WHAT IS NEEDED
Everything in the listing should be restated word for word.
____ SOURCE RECORDS
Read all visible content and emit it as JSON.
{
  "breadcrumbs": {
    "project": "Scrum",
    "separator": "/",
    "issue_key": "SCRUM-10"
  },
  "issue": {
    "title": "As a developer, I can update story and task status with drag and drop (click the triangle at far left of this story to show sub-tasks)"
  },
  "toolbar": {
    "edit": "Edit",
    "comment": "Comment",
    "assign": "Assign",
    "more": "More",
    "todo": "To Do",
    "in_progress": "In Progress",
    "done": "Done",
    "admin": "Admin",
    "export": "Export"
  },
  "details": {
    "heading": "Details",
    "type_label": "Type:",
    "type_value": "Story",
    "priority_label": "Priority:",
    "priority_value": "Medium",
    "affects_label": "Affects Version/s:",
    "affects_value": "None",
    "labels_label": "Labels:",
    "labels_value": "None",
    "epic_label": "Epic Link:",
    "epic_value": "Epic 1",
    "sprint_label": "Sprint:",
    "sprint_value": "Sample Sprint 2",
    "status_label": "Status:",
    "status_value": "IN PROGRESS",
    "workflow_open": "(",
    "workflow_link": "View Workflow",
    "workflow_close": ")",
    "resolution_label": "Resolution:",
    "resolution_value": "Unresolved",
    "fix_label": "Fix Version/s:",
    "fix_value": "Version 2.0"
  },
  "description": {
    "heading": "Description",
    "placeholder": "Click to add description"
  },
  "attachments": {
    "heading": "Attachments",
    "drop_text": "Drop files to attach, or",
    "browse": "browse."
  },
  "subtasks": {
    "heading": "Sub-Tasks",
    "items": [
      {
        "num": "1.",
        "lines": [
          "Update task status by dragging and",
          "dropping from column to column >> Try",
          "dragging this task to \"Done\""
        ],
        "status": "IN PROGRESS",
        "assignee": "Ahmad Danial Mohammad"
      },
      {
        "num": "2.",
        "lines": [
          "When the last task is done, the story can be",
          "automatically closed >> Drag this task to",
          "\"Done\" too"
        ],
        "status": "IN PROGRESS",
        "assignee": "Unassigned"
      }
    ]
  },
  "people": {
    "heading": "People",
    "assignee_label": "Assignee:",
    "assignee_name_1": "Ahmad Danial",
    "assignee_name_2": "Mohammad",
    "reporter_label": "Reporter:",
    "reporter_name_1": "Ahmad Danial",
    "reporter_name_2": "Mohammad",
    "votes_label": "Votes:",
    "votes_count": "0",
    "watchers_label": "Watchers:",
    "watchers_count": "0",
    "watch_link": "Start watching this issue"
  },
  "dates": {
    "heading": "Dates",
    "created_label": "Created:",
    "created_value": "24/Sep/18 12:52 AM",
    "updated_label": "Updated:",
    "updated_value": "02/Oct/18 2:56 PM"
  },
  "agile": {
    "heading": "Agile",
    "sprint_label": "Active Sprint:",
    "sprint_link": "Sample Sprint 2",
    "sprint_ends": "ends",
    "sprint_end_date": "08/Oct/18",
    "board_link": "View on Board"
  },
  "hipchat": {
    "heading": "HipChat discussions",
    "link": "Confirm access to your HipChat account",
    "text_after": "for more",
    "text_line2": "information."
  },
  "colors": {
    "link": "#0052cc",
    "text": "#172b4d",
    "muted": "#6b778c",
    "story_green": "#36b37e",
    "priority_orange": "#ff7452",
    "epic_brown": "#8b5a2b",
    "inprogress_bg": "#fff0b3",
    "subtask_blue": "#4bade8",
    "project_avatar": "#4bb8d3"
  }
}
________
ANSWER
Read all visible content and emit it as JSON.
{
  "breadcrumbs": {
    "project": "Scrum",
    "separator": "/",
    "issue_key": "SCRUM-10"
  },
  "issue": {
    "title": "As a developer, I can update story and task status with drag and drop (click the triangle at far left of this story to show sub-tasks)"
  },
  "toolbar": {
    "edit": "Edit",
    "comment": "Comment",
    "assign": "Assign",
    "more": "More",
    "todo": "To Do",
    "in_progress": "In Progress",
    "done": "Done",
    "admin": "Admin",
    "export": "Export"
  },
  "details": {
    "heading": "Details",
    "type_label": "Type:",
    "type_value": "Story",
    "priority_label": "Priority:",
    "priority_value": "Medium",
    "affects_label": "Affects Version/s:",
    "affects_value": "None",
    "labels_label": "Labels:",
    "labels_value": "None",
    "epic_label": "Epic Link:",
    "epic_value": "Epic 1",
    "sprint_label": "Sprint:",
    "sprint_value": "Sample Sprint 2",
    "status_label": "Status:",
    "status_value": "IN PROGRESS",
    "workflow_open": "(",
    "workflow_link": "View Workflow",
    "workflow_close": ")",
    "resolution_label": "Resolution:",
    "resolution_value": "Unresolved",
    "fix_label": "Fix Version/s:",
    "fix_value": "Version 2.0"
  },
  "description": {
    "heading": "Description",
    "placeholder": "Click to add description"
  },
  "attachments": {
    "heading": "Attachments",
    "drop_text": "Drop files to attach, or",
    "browse": "browse."
  },
  "subtasks": {
    "heading": "Sub-Tasks",
    "items": [
      {
        "num": "1.",
        "lines": [
          "Update task status by dragging and",
          "dropping from column to column >> Try",
          "dragging this task to \"Done\""
        ],
        "status": "IN PROGRESS",
        "assignee": "Ahmad Danial Mohammad"
      },
      {
        "num": "2.",
        "lines": [
          "When the last task is done, the story can be",
          "automatically closed >> Drag this task to",
          "\"Done\" too"
        ],
        "status": "IN PROGRESS",
        "assignee": "Unassigned"
      }
    ]
  },
  "people": {
    "heading": "People",
    "assignee_label": "Assignee:",
    "assignee_name_1": "Ahmad Danial",
    "assignee_name_2": "Mohammad",
    "reporter_label": "Reporter:",
    "reporter_name_1": "Ahmad Danial",
    "reporter_name_2": "Mohammad",
    "votes_label": "Votes:",
    "votes_count": "0",
    "watchers_label": "Watchers:",
    "watchers_count": "0",
    "watch_link": "Start watching this issue"
  },
  "dates": {
    "heading": "Dates",
    "created_label": "Created:",
    "created_value": "24/Sep/18 12:52 AM",
    "updated_label": "Updated:",
    "updated_value": "02/Oct/18 2:56 PM"
  },
  "agile": {
    "heading": "Agile",
    "sprint_label": "Active Sprint:",
    "sprint_link": "Sample Sprint 2",
    "sprint_ends": "ends",
    "sprint_end_date": "08/Oct/18",
    "board_link": "View on Board"
  },
  "hipchat": {
    "heading": "HipChat discussions",
    "link": "Confirm access to your HipChat account",
    "text_after": "for more",
    "text_line2": "information."
  },
  "colors": {
    "link": "#0052cc",
    "text": "#172b4d",
    "muted": "#6b778c",
    "story_green": "#36b37e",
    "priority_orange": "#ff7452",
    "epic_brown": "#8b5a2b",
    "inprogress_bg": "#fff0b3",
    "subtask_blue": "#4bade8",
    "project_avatar": "#4bb8d3"
  }
}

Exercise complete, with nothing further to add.